▶ _WHAT THIS TASK INVOLVES_
Scan the lines below for the string "JSON" and copy every one that has it.
——
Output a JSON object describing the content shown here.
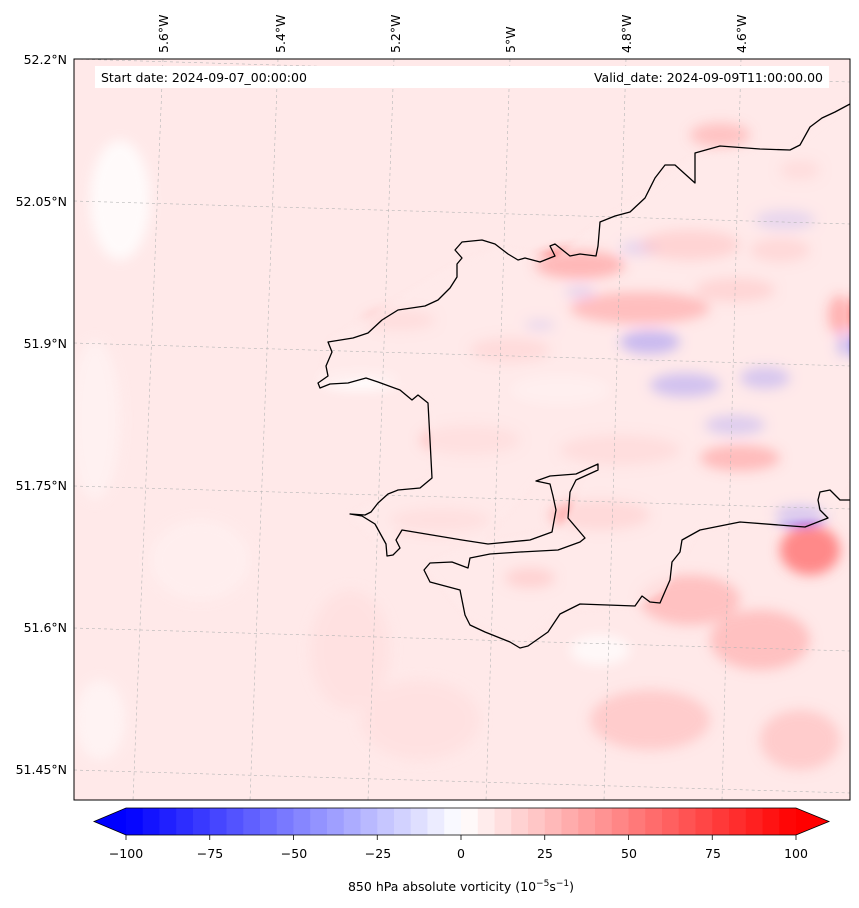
{
  "header": {
    "start_date": "Start date: 2024-09-07_00:00:00",
    "valid_date": "Valid_date: 2024-09-09T11:00:00.00"
  },
  "axes": {
    "lon_labels": [
      "5.6°W",
      "5.4°W",
      "5.2°W",
      "5°W",
      "4.8°W",
      "4.6°W"
    ],
    "lat_labels": [
      "52.2°N",
      "52.05°N",
      "51.9°N",
      "51.75°N",
      "51.6°N",
      "51.45°N"
    ]
  },
  "colorbar": {
    "ticks": [
      "−100",
      "−75",
      "−50",
      "−25",
      "0",
      "25",
      "50",
      "75",
      "100"
    ],
    "label": "850 hPa absolute vorticity (10",
    "label_exp1": "−5",
    "label_mid": "s",
    "label_exp2": "−1",
    "label_end": ")",
    "min_color": "#0000ff",
    "mid_color": "#ffffff",
    "max_color": "#ff0000"
  },
  "colors": {
    "background_field": "#ffe8e8",
    "coastline": "#000000",
    "gridline": "#b0b0b0"
  }
}
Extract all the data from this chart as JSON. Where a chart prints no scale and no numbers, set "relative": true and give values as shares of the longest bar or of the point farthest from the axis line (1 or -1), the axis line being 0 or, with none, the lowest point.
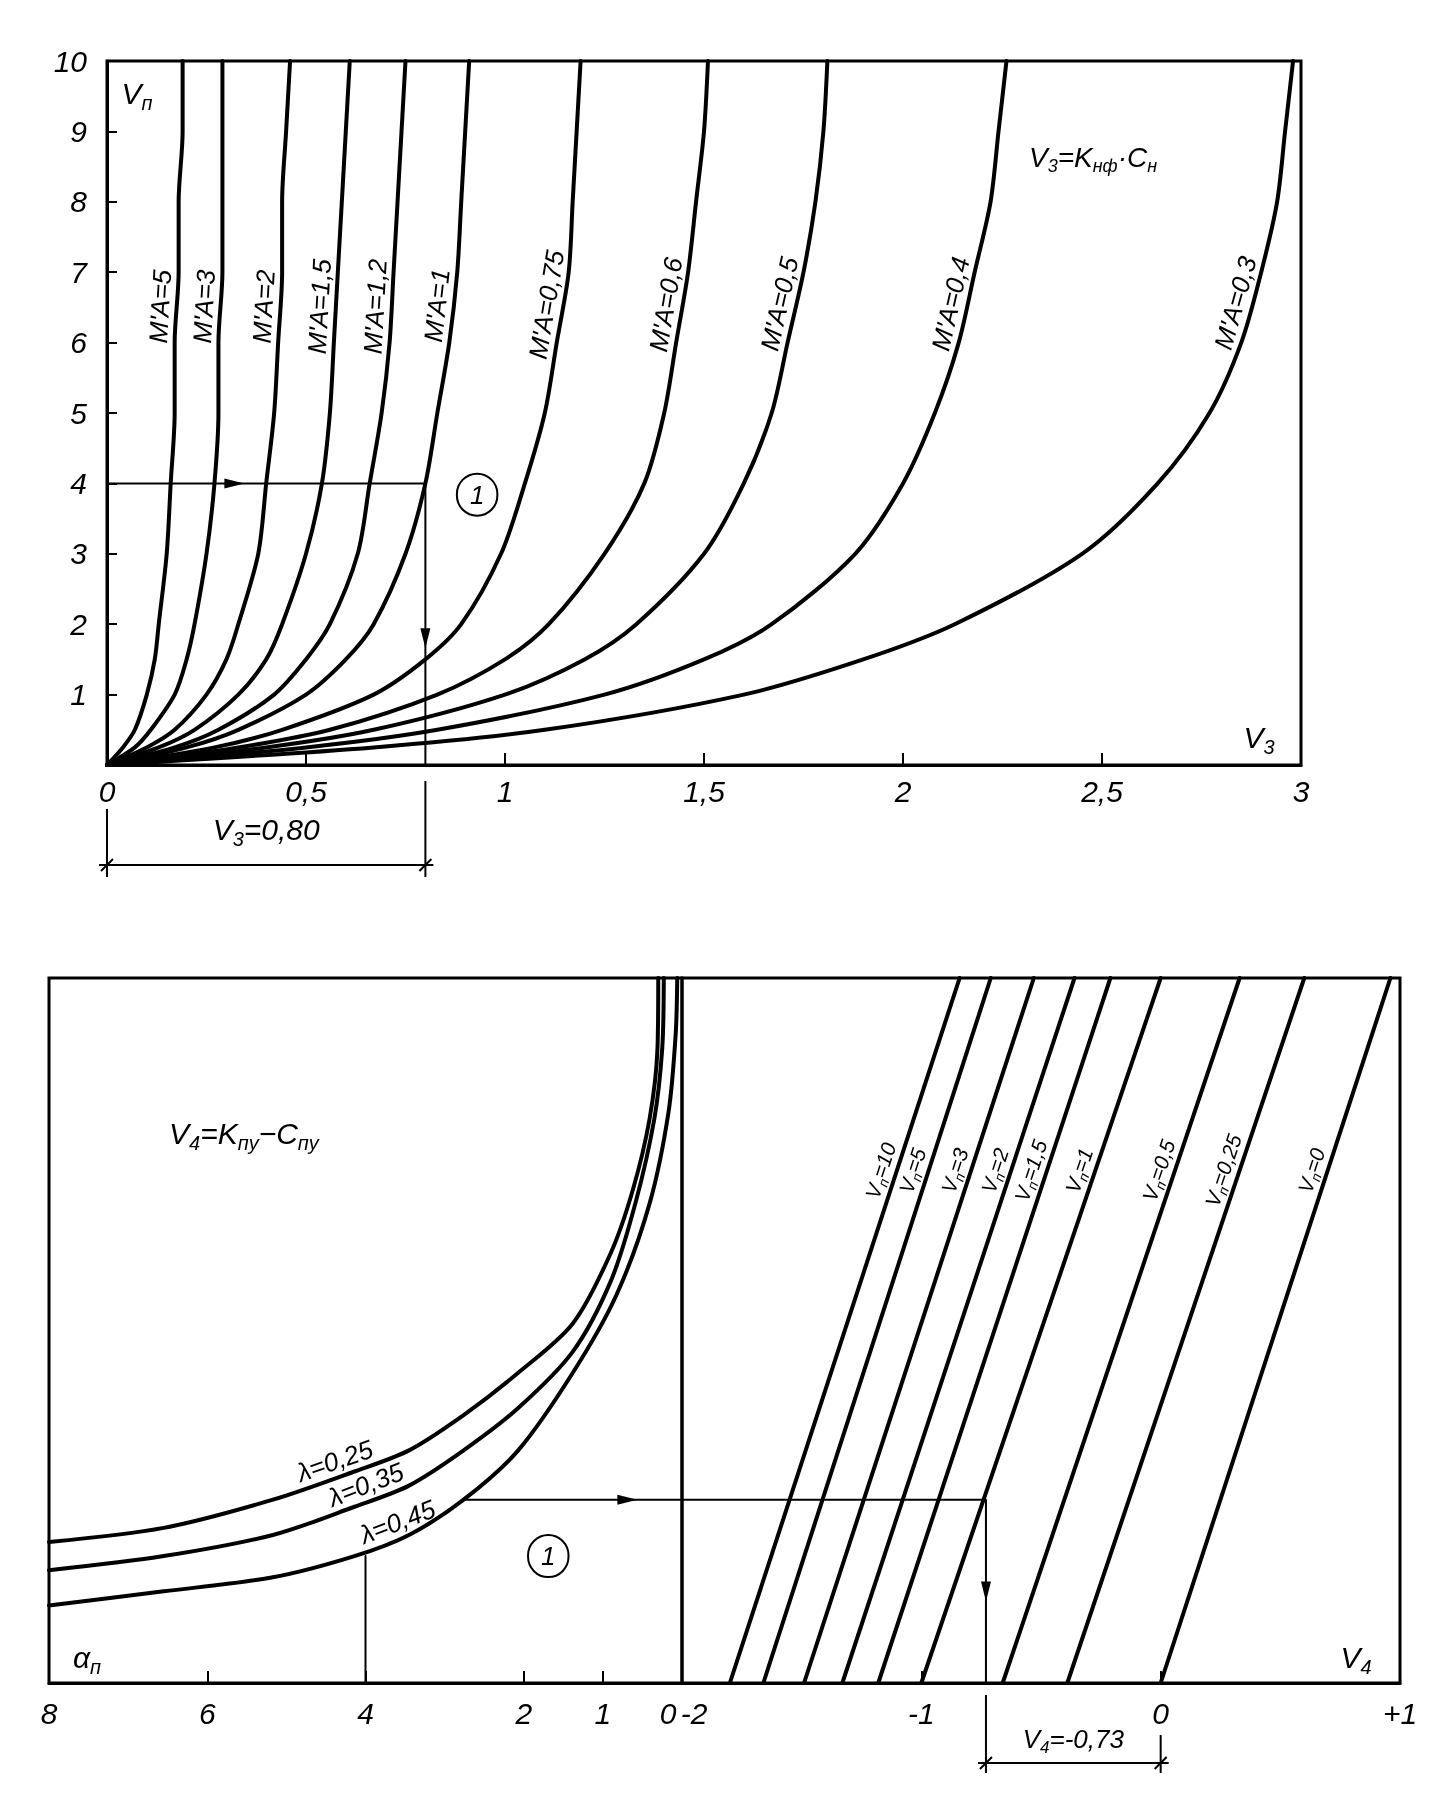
{
  "chart_data": [
    {
      "type": "line",
      "xlabel": "V$_{3}$",
      "ylabel": "V$_{п}$",
      "xlim": [
        0,
        3
      ],
      "ylim": [
        0,
        10
      ],
      "xticks": [
        0,
        {
          "value": 0.5,
          "label": "0,5"
        },
        1,
        {
          "value": 1.5,
          "label": "1,5"
        },
        2,
        {
          "value": 2.5,
          "label": "2,5"
        },
        3
      ],
      "yticks": [
        {
          "value": 0,
          "label": null
        },
        1,
        2,
        3,
        4,
        5,
        6,
        7,
        8,
        9,
        10
      ],
      "grid": false,
      "marker": "none",
      "annotations": [
        "V$_{3}$=K$_{нф}$·C$_{н}$",
        {
          "text": "1",
          "x": 0.93,
          "y": 3.84
        },
        "V$_{3}$=0,80"
      ],
      "series": [
        {
          "name": "M'A=5",
          "color": "#000000",
          "x": [
            0,
            0.04,
            0.07,
            0.1,
            0.12,
            0.13,
            0.15,
            0.16,
            0.17,
            0.17,
            0.18,
            0.18,
            0.19,
            0.19
          ],
          "values": [
            0,
            0.25,
            0.5,
            1,
            1.5,
            2,
            3,
            4,
            5,
            6,
            7,
            8,
            9,
            10
          ]
        },
        {
          "name": "M'A=3",
          "color": "#000000",
          "x": [
            0,
            0.07,
            0.11,
            0.17,
            0.2,
            0.22,
            0.25,
            0.27,
            0.28,
            0.28,
            0.29,
            0.29,
            0.29,
            0.29
          ],
          "values": [
            0,
            0.25,
            0.5,
            1,
            1.5,
            2,
            3,
            4,
            5,
            6,
            7,
            8,
            9,
            10
          ]
        },
        {
          "name": "M'A=2",
          "color": "#000000",
          "x": [
            0,
            0.1,
            0.17,
            0.25,
            0.3,
            0.33,
            0.38,
            0.4,
            0.42,
            0.43,
            0.44,
            0.44,
            0.45,
            0.46
          ],
          "values": [
            0,
            0.25,
            0.5,
            1,
            1.5,
            2,
            3,
            4,
            5,
            6,
            7,
            8,
            9,
            10
          ]
        },
        {
          "name": "M'A=1,5",
          "color": "#000000",
          "x": [
            0,
            0.13,
            0.22,
            0.33,
            0.4,
            0.44,
            0.5,
            0.54,
            0.56,
            0.57,
            0.58,
            0.59,
            0.6,
            0.61
          ],
          "values": [
            0,
            0.25,
            0.5,
            1,
            1.5,
            2,
            3,
            4,
            5,
            6,
            7,
            8,
            9,
            10
          ]
        },
        {
          "name": "M'A=1,2",
          "color": "#000000",
          "x": [
            0,
            0.17,
            0.28,
            0.42,
            0.5,
            0.56,
            0.63,
            0.66,
            0.69,
            0.71,
            0.72,
            0.73,
            0.74,
            0.75
          ],
          "values": [
            0,
            0.25,
            0.5,
            1,
            1.5,
            2,
            3,
            4,
            5,
            6,
            7,
            8,
            9,
            10
          ]
        },
        {
          "name": "M'A=1",
          "color": "#000000",
          "x": [
            0,
            0.2,
            0.33,
            0.5,
            0.6,
            0.67,
            0.75,
            0.8,
            0.83,
            0.86,
            0.88,
            0.89,
            0.9,
            0.91
          ],
          "values": [
            0,
            0.25,
            0.5,
            1,
            1.5,
            2,
            3,
            4,
            5,
            6,
            7,
            8,
            9,
            10
          ]
        },
        {
          "name": "M'A=0,75",
          "color": "#000000",
          "x": [
            0,
            0.27,
            0.44,
            0.67,
            0.8,
            0.89,
            0.99,
            1.05,
            1.1,
            1.13,
            1.16,
            1.17,
            1.18,
            1.19
          ],
          "values": [
            0,
            0.25,
            0.5,
            1,
            1.5,
            2,
            3,
            4,
            5,
            6,
            7,
            8,
            9,
            10
          ]
        },
        {
          "name": "M'A=0,6",
          "color": "#000000",
          "x": [
            0,
            0.33,
            0.56,
            0.83,
            1,
            1.11,
            1.25,
            1.35,
            1.4,
            1.43,
            1.46,
            1.48,
            1.5,
            1.51
          ],
          "values": [
            0,
            0.25,
            0.5,
            1,
            1.5,
            2,
            3,
            4,
            5,
            6,
            7,
            8,
            9,
            10
          ]
        },
        {
          "name": "M'A=0,5",
          "color": "#000000",
          "x": [
            0,
            0.4,
            0.67,
            1,
            1.2,
            1.33,
            1.5,
            1.6,
            1.67,
            1.71,
            1.75,
            1.78,
            1.8,
            1.81
          ],
          "values": [
            0,
            0.25,
            0.5,
            1,
            1.5,
            2,
            3,
            4,
            5,
            6,
            7,
            8,
            9,
            10
          ]
        },
        {
          "name": "M'A=0,4",
          "color": "#000000",
          "x": [
            0,
            0.5,
            0.83,
            1.25,
            1.5,
            1.67,
            1.88,
            2,
            2.08,
            2.14,
            2.18,
            2.22,
            2.24,
            2.26
          ],
          "values": [
            0,
            0.25,
            0.5,
            1,
            1.5,
            2,
            3,
            4,
            5,
            6,
            7,
            8,
            9,
            10
          ]
        },
        {
          "name": "M'A=0,3",
          "color": "#000000",
          "x": [
            0,
            0.67,
            1.1,
            1.6,
            1.9,
            2.13,
            2.45,
            2.64,
            2.77,
            2.85,
            2.9,
            2.94,
            2.96,
            2.98
          ],
          "values": [
            0,
            0.25,
            0.5,
            1,
            1.5,
            2,
            3,
            4,
            5,
            6,
            7,
            8,
            9,
            10
          ]
        },
        {
          "color": "#000000",
          "x": [
            0,
            0.8,
            0.8
          ],
          "values": [
            4,
            4,
            0
          ]
        }
      ]
    },
    {
      "type": "line",
      "relative": true,
      "xlabel": "α$_{п}$",
      "xlim": [
        8,
        0
      ],
      "xticks": [
        8,
        6,
        4,
        2,
        1,
        0
      ],
      "grid": false,
      "marker": "none",
      "annotations": [
        "V$_{4}$=K$_{пу}$−C$_{пу}$",
        {
          "text": "1",
          "x": 1.69,
          "y": 0.18
        }
      ],
      "series": [
        {
          "name": "λ=0,25",
          "color": "#000000",
          "x": [
            8,
            6.55,
            5.17,
            4.14,
            3.45,
            2.76,
            2.07,
            1.38,
            0.9,
            0.62,
            0.41,
            0.31,
            0.3
          ],
          "values": [
            0.2,
            0.22,
            0.26,
            0.3,
            0.33,
            0.38,
            0.44,
            0.51,
            0.61,
            0.7,
            0.8,
            0.9,
            1
          ]
        },
        {
          "name": "λ=0,35",
          "color": "#000000",
          "x": [
            8,
            6.55,
            5.17,
            4.14,
            3.45,
            2.76,
            2.07,
            1.38,
            0.9,
            0.59,
            0.35,
            0.25,
            0.23
          ],
          "values": [
            0.16,
            0.18,
            0.21,
            0.25,
            0.28,
            0.33,
            0.39,
            0.47,
            0.57,
            0.68,
            0.8,
            0.9,
            1
          ]
        },
        {
          "name": "λ=0,45",
          "color": "#000000",
          "x": [
            8,
            6.55,
            5.17,
            4.14,
            3.45,
            2.76,
            2.07,
            1.38,
            0.83,
            0.41,
            0.17,
            0.08,
            0.06
          ],
          "values": [
            0.11,
            0.13,
            0.15,
            0.18,
            0.21,
            0.26,
            0.33,
            0.44,
            0.55,
            0.68,
            0.81,
            0.92,
            1
          ]
        },
        {
          "color": "#000000",
          "x": [
            4,
            4
          ],
          "values": [
            0,
            0.18
          ]
        },
        {
          "color": "#000000",
          "x": [
            2.76,
            0
          ],
          "values": [
            0.26,
            0.26
          ]
        }
      ]
    },
    {
      "type": "line",
      "relative": true,
      "xlabel": "V$_{4}$",
      "xlim": [
        -2,
        1
      ],
      "xticks": [
        -2,
        -1,
        0,
        {
          "value": 1,
          "label": "+1"
        }
      ],
      "grid": false,
      "marker": "none",
      "annotations": [
        "V$_{4}$=-0,73"
      ],
      "series": [
        {
          "name": "V$_{п}$=10",
          "color": "#000000",
          "x": [
            -1.8,
            -0.84
          ],
          "values": [
            0,
            1
          ]
        },
        {
          "name": "V$_{п}$=5",
          "color": "#000000",
          "x": [
            -1.66,
            -0.71
          ],
          "values": [
            0,
            1
          ]
        },
        {
          "name": "V$_{п}$=3",
          "color": "#000000",
          "x": [
            -1.49,
            -0.53
          ],
          "values": [
            0,
            1
          ]
        },
        {
          "name": "V$_{п}$=2",
          "color": "#000000",
          "x": [
            -1.33,
            -0.36
          ],
          "values": [
            0,
            1
          ]
        },
        {
          "name": "V$_{п}$=1,5",
          "color": "#000000",
          "x": [
            -1.18,
            -0.21
          ],
          "values": [
            0,
            1
          ]
        },
        {
          "name": "V$_{п}$=1",
          "color": "#000000",
          "x": [
            -1,
            0
          ],
          "values": [
            0,
            1
          ]
        },
        {
          "name": "V$_{п}$=0,5",
          "color": "#000000",
          "x": [
            -0.66,
            0.33
          ],
          "values": [
            0,
            1
          ]
        },
        {
          "name": "V$_{п}$=0,25",
          "color": "#000000",
          "x": [
            -0.39,
            0.6
          ],
          "values": [
            0,
            1
          ]
        },
        {
          "name": "V$_{п}$=0",
          "color": "#000000",
          "x": [
            0,
            0.96
          ],
          "values": [
            0,
            1
          ]
        },
        {
          "color": "#000000",
          "x": [
            -2,
            -0.73,
            -0.73
          ],
          "values": [
            0.26,
            0.26,
            0
          ]
        }
      ]
    }
  ]
}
——
▶ _SOLVED PROBLEM_
Output a JSON object describing the content shown here.
Extract all the data from this chart as JSON. Where a chart prints no scale and no numbers, set "relative": true and give values as shares of the longest bar or of the point farthest from the axis line (1 or -1), the axis line being 0 or, with none, the lowest point.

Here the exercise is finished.